- [What you are asked to do]: Pick out each line containing the string "tests".

- [Provided data]:
···

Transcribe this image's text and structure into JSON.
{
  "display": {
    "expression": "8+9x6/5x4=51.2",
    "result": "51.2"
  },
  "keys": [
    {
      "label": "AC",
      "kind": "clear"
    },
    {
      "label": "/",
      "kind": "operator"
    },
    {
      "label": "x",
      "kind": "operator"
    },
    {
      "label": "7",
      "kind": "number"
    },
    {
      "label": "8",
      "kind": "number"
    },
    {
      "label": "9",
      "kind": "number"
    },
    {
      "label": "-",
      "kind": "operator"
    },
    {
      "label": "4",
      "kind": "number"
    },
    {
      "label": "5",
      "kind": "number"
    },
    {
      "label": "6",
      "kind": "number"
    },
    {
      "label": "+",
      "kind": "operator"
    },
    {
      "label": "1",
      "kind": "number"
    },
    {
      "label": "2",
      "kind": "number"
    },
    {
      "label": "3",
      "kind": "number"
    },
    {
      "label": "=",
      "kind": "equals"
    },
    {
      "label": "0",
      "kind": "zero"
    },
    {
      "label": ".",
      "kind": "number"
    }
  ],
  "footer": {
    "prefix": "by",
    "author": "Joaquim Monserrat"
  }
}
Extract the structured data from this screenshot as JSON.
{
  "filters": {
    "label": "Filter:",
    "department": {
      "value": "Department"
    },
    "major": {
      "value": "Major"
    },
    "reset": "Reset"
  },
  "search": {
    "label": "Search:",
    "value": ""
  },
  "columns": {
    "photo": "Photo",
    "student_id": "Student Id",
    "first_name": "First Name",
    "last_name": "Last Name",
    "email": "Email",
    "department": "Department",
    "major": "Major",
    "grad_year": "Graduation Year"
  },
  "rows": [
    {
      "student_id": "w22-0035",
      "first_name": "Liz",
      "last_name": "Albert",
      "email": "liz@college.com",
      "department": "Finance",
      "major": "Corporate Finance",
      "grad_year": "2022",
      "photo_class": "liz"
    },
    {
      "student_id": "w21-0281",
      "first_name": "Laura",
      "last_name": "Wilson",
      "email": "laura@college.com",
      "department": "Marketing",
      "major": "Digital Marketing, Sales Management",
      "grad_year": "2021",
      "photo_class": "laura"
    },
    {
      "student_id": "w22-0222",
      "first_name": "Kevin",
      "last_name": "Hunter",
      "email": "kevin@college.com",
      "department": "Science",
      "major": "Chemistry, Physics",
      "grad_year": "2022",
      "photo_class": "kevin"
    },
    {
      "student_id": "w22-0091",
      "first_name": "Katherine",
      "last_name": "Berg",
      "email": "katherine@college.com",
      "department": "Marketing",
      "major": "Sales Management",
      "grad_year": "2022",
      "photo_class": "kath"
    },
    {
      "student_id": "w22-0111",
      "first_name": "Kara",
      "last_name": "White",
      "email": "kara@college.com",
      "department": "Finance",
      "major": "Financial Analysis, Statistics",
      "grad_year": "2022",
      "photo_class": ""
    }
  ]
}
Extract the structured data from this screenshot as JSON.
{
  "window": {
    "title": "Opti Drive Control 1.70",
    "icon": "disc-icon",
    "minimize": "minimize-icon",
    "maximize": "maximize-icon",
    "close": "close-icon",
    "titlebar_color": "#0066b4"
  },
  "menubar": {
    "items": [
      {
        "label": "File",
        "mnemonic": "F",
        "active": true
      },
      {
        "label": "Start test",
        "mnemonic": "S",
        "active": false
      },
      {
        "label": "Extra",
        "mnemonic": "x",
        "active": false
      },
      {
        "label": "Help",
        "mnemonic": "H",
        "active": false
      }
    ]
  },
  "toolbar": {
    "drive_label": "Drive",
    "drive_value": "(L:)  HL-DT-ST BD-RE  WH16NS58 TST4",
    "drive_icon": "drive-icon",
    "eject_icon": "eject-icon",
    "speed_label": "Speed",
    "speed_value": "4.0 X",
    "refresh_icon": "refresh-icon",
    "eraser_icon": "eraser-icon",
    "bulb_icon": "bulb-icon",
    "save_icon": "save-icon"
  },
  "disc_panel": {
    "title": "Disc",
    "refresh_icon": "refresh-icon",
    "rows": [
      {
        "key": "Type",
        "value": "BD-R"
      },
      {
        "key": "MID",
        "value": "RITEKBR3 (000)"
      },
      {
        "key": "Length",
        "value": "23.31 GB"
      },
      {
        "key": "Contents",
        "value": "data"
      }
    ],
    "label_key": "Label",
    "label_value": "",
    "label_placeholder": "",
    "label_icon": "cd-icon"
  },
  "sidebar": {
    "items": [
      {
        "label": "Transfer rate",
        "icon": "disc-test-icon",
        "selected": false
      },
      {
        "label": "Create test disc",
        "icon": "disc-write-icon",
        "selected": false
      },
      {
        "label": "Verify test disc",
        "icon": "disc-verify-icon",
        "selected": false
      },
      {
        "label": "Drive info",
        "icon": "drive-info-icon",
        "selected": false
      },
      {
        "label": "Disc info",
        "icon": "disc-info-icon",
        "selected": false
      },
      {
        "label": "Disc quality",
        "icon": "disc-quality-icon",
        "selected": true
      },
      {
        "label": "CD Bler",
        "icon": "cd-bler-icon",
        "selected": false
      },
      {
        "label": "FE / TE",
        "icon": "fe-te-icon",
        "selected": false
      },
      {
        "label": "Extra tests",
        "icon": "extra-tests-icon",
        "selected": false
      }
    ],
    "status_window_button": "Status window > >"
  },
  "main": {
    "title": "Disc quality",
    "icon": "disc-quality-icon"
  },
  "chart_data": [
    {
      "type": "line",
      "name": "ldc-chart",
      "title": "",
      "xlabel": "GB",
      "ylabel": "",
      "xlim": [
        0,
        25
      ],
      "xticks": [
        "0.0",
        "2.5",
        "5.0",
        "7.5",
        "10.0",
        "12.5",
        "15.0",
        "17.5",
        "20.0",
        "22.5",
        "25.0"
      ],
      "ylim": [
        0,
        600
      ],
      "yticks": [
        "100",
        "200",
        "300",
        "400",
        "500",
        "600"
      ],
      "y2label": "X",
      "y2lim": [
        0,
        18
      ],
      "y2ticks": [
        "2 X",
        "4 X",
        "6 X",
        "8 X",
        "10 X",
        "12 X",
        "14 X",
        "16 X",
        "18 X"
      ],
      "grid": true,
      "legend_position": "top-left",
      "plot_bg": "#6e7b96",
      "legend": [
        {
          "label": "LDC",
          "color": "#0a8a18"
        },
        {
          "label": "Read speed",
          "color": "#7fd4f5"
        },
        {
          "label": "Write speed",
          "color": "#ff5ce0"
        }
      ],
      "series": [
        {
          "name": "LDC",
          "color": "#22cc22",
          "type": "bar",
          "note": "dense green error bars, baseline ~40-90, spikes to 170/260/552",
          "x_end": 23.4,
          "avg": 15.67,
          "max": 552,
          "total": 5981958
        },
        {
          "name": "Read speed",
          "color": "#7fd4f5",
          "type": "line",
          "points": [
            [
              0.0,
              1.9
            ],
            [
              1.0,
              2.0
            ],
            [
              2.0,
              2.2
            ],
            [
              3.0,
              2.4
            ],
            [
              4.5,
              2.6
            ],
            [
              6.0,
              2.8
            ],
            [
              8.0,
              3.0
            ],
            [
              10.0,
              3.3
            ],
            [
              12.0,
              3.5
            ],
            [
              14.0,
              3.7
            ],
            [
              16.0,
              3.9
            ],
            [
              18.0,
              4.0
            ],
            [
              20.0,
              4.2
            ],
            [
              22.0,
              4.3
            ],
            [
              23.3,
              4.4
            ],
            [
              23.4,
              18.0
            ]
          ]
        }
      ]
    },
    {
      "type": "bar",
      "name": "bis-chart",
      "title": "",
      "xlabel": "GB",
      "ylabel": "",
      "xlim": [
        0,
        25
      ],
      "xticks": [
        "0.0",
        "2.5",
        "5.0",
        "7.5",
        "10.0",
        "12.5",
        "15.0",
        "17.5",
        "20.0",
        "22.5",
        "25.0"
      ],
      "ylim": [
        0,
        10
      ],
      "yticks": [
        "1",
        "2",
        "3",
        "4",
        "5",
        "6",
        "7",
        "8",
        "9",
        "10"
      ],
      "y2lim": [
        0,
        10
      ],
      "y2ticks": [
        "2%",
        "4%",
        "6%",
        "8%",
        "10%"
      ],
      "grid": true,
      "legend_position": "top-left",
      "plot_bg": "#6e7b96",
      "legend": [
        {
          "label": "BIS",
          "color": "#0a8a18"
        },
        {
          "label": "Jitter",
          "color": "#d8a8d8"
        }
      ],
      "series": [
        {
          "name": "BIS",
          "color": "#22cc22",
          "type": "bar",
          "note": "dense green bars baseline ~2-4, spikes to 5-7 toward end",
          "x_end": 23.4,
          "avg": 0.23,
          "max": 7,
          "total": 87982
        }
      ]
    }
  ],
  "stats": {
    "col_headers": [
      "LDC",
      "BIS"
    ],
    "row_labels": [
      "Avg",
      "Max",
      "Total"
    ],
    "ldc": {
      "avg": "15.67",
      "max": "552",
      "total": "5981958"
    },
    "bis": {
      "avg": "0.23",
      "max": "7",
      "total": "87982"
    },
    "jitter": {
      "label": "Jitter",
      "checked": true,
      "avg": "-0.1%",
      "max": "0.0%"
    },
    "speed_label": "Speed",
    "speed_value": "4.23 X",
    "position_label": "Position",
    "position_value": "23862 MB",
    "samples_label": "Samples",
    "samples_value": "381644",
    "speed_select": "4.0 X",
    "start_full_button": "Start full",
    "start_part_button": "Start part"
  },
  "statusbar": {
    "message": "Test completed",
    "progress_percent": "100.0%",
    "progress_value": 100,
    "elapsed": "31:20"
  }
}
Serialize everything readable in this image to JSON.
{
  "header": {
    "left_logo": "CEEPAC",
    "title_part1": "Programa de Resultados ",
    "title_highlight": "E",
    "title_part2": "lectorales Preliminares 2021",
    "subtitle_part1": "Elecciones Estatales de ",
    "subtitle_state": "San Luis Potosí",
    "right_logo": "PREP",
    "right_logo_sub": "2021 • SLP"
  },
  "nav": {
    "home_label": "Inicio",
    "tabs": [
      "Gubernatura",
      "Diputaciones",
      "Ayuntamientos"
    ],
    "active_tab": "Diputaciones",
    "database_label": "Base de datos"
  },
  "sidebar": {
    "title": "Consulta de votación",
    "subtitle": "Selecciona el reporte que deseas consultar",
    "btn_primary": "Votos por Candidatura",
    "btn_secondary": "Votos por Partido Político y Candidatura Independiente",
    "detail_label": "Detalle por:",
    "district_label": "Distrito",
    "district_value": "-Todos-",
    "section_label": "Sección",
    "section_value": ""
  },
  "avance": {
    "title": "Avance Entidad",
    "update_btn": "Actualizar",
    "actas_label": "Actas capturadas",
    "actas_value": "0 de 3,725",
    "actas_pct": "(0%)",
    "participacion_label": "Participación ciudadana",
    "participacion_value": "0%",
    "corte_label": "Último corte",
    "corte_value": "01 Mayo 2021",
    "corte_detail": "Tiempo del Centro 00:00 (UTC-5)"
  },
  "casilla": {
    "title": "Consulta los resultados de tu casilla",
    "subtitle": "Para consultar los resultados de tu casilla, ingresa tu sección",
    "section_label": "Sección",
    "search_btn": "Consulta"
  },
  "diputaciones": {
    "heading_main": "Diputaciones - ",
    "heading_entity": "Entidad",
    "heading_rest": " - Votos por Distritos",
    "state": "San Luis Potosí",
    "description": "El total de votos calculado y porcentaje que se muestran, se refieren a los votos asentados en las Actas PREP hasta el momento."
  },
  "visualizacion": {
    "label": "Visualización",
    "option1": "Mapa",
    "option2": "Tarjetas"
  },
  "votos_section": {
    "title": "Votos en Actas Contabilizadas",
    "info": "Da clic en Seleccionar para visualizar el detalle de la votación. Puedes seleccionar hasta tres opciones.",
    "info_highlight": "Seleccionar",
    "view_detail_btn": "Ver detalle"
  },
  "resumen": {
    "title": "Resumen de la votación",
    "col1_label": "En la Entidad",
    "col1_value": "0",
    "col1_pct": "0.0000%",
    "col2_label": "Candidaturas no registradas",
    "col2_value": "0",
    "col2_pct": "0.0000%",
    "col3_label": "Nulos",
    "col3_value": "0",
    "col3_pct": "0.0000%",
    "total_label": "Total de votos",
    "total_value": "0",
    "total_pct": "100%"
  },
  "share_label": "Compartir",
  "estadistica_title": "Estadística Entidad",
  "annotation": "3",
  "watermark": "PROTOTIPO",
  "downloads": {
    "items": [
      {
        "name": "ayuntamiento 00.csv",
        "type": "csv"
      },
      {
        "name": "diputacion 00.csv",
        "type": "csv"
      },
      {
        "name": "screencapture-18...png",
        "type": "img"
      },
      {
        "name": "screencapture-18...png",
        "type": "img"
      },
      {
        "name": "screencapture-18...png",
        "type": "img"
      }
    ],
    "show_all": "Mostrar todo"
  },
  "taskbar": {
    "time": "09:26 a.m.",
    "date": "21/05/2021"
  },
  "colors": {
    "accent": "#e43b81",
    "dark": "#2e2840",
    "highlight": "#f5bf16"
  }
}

···

- [Completed exercise]:
        "label": "Extra tests",
        "icon": "extra-tests-icon",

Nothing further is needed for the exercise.